* Begin DATASET RECORDS *

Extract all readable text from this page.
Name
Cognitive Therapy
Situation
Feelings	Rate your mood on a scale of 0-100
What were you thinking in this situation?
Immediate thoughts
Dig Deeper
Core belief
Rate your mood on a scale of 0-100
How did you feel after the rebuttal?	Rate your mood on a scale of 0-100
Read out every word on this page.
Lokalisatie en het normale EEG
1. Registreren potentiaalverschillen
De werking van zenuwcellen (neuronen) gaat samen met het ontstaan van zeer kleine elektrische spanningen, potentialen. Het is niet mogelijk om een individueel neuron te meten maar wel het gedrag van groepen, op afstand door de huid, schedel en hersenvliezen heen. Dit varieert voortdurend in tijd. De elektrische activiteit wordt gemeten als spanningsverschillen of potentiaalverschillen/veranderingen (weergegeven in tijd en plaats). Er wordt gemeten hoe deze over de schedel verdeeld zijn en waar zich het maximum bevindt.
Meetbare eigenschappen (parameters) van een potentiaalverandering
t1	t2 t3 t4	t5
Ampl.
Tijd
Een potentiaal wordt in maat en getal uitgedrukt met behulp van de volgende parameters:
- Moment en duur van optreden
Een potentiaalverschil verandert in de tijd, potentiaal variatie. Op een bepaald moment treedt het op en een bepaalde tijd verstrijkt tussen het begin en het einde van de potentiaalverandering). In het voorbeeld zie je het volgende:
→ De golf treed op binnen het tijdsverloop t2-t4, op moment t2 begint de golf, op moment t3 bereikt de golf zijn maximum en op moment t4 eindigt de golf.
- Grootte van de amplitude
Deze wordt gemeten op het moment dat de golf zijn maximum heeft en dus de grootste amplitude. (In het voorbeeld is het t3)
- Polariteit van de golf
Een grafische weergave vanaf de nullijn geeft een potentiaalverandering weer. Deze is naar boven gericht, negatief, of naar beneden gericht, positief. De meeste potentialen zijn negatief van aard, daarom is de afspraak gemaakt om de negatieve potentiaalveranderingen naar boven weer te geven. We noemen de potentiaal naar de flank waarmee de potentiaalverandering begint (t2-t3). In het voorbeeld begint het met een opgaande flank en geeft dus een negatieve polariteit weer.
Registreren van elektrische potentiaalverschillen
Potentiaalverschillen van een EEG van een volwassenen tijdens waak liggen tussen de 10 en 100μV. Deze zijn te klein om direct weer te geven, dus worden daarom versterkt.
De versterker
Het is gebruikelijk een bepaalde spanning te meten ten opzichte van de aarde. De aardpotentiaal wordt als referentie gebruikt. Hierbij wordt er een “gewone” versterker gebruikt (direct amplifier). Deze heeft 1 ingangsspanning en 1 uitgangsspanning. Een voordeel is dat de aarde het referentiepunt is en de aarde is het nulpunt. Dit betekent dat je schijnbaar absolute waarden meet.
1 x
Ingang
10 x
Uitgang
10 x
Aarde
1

* End DATASET RECORDS *

BRIEF - Report how many lines of the listing hold the string "wordt", giving only the number.

RESPONSE TO THIS TASK - 4